___ DOCUMENT SECTION

During the studied time period, the number of publications every year continued to grow indicating the fast development and continuous research interests of metformin. The TGCS suddenly increased quickly at 1998, which was associated with one important RCT study of UKPDS recommending metformin as first-line drug for diabetes (UK Prospective Diabetes Study (UKPDS) Group, 1998). This trial was considered the most fundamental and an important study and greatly advanced this research field. In 2002, another clinical study showed that metformin treatment reduced the incidence of diabetes in people at high risk (Knowler et al., 2002). This continued to strongly drive the annual output. In 2006, the repurposing of metformin for cancer (Zakikhani et al., 2006), the clinical evaluation for diabetes (Kahn et al., 2006), and the potential molecular mechanism (Shaw et al., 2005) further promoted the development of this field in next few years.

As for the country, the United States is the absolute leader who has the most publication and highest academic reputation overall. This could be due to pioneer research institutions like the George Washington University, Harvard University, Yale University, and Massachusetts General Hospital, a top hospital contributing to a great number of clinical research studies. It was worth mentioning that three of the most influential authors/groups, Julio Rosenstock, Samuel S. Engel, and John B. Buse, were also from institutes of the United States. Although other countries, namely China, the United Kingdom, Germany, Italy, and Canada, had relatively low Recs, their considerable progress drives recent increases in their annual output, which is consistent with strong collaborations among them. A multicenter, prospective, randomized intervention trial of diabetes was done by the United Kingdom Prospective Diabetes Study (UKPDS) during 1977–1997, which contributed a series of important results until now. Therefore, the United Kingdom had the second TGCS as the third driving force for Recs. Besides the United Kingdom, many European countries (Germany, Italy, and France) had a relatively high influence that outweighed their publication number. This may be related to the long history of using Galega officinalis in Europe. Notably, University of Toronto had a great impact in metformin field that ranked top one in both Recs and TGCS among all the institutes. This contributed to the third TGCS of Canada and indicated Canada as a potential important influence on future developments. The metformin research in China developed rapidly in recent years, with the first well-documented record in 1998. This development opportunity may be related to the fact that Glucophage (metformin hydrochloride tablets) from Bristol Myers Squibb came into the market in 1999 and it has dominated Chinese market ever since. The publication from Chinese groups has ranked second in quantity, but the research studies should be extended both in the breadth and depth to improve the international influence.

______
___ ENTRIES SUPPLIED

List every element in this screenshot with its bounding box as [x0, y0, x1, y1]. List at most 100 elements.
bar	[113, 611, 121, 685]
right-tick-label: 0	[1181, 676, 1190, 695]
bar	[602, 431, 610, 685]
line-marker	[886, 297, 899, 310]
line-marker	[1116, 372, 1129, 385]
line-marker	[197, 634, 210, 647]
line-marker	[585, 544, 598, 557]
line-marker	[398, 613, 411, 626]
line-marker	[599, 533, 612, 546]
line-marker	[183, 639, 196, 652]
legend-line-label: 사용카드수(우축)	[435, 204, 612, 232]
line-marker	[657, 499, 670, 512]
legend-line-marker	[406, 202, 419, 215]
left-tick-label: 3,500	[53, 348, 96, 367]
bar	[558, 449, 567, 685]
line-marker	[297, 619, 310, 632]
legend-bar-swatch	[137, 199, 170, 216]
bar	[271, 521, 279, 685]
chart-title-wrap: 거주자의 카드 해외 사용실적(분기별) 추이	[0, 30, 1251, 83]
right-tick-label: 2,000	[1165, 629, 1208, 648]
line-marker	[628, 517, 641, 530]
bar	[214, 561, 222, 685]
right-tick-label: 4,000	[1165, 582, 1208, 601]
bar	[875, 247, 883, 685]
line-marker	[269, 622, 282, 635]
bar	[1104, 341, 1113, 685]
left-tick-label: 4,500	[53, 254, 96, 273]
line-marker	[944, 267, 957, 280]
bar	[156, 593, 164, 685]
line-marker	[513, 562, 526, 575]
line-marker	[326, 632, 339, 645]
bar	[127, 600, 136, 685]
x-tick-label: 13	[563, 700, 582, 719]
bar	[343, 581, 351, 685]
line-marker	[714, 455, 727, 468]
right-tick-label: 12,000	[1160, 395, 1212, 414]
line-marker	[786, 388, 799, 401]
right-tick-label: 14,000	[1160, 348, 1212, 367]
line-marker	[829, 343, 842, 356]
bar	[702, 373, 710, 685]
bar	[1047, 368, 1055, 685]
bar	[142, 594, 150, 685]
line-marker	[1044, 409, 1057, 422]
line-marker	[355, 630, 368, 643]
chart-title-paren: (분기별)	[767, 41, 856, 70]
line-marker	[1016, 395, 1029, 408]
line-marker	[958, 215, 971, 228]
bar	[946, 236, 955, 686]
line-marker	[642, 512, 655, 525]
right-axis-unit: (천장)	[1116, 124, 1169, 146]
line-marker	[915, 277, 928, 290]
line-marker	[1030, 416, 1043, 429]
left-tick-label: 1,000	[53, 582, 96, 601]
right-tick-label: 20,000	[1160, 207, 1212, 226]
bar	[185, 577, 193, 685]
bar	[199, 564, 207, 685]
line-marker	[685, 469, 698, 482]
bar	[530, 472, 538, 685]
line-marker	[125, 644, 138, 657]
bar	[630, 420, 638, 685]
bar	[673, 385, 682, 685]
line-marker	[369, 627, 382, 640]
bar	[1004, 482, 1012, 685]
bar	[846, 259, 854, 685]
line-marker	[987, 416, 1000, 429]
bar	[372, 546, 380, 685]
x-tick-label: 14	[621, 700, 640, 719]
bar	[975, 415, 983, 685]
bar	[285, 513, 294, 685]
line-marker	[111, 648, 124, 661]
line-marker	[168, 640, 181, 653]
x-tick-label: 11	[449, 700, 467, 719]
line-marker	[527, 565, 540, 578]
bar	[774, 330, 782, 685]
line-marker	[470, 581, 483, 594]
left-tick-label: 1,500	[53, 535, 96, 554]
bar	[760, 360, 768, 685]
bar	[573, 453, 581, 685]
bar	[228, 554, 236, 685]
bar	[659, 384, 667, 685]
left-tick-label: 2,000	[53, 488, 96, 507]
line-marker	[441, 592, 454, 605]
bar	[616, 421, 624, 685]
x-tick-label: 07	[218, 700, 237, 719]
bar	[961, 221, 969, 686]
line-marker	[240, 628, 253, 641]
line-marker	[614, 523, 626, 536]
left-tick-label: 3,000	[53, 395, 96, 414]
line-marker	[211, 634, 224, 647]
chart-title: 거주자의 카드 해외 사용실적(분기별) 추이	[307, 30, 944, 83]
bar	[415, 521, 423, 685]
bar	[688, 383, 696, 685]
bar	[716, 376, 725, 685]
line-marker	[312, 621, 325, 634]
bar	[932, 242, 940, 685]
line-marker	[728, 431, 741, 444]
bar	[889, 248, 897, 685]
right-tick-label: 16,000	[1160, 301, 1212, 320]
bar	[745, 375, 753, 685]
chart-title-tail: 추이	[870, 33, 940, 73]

______

▶ DIRECTIONS
Please continue the passage on metformin research output by country from where it stops.

▶ OUTPUT OF THE EXERCISE
In terms of scientific collaboration, the United States, the United Kingdom, and Germany had the most corporations; Institute-wise, University of Toronto, Harvard University, and Massachusetts General Hospital had the most corporations; Author-wise, Julio Rosenstock appears to have the widest collaborative network. Bernard Zinman from University of Toronto, Steven E. Kahn from University of Washington, and John B. Buse from University of North Carolina are the most influential based on their highest H-index. They also had an active collaboration, which maximized the regional advantages and further strengthening their academic impact.

It is worth mentioning that large multinational pharmaceutical companies play a key role in modulating the basic research directions. For example, combined therapy to treat type 2 diabetes is the most current drug development direction, products representing this trend include Synjardy (empagliflozin and metformin hydrochloride) and Jentadueto (linagliptin and metformin hydrochloride) produced by Eli Lilly & Co. and PrandiMet (repaglinide and metformin hydrochloride) produced by Novo Nordisk AS, and the application method is moving toward sustained release preparation.

The most studied mechanisms of metformin in modulating blood glucose and exerting other metabolic benefits are AMPK-dependent and AMPK-independent pathways to inhibit mitochondrial respiration, glycerophosphate dehydrogenase, and a mechanism involving the lysosome (Rena et al., 2017). In addition, new application of metformin and drug–drug interaction has been studied widely in the last 20 years. First, the hypoglycemic mechanism of metformin may involve regulating gut microbiome (Forslund et al., 2015), which should be further studied. Second, as a conventional drug, metformin can also be used in treating obesity, polycystic ovary syndrome, cancer (especially breast cancer), and delaying aging (Moghetti et al., 2000; Dowling et al., 2007; Coll et al., 2020). Third, GLP-1 analogue like liraglutide, DPP-4 inhibitor like exenatide and sitagliptin, SGLT two inhibitor like empagliflozin, and PPARγ agonist like rosiglitazone are new anti-diabetes agents under development. Using them combined with metformin may provide better results (Fryer et al., 2002; DeFronzo et al., 2005; Charbonnel et al., 2006; Garber et al., 2009; Zinman et al., 2015). The major side effect of metformin was its gastrointestinal intolerance. The most common gastrointestinal manifestations were abdominal pain, nausea, diarrhea, and vomiting, which caused 1.2–5% of all patients stopping therapy (Bouchoucha et al., 2011). The metformin gastrointestinal intolerance was closely related to the genetic variations of organic cation transporter 1 (OCT1), which played a role in the hepatic uptake of metformin and OCT1 was also proved to affect metformin therapeutic action (Shu et al., 2007). Clinical pharmacokinetics of metformin was studied to minimize the development of the adverse effect (Graham et al., 2011). The great improvement to overcome side effects was the gradual release of immediate-release metformin or the use of extended-release and delayed-release formulations of the drug (Bonnet and Scheen, 2017). In addition, emerging evidence suggested that metformin could improve meta-inflammation in metabolic organs via direct and indirect effects on tissue-resident immune cells, which also contributed to diabetic patients hospitalized for COVID-19 (Foretz et al., 2019; Scheen, 2020).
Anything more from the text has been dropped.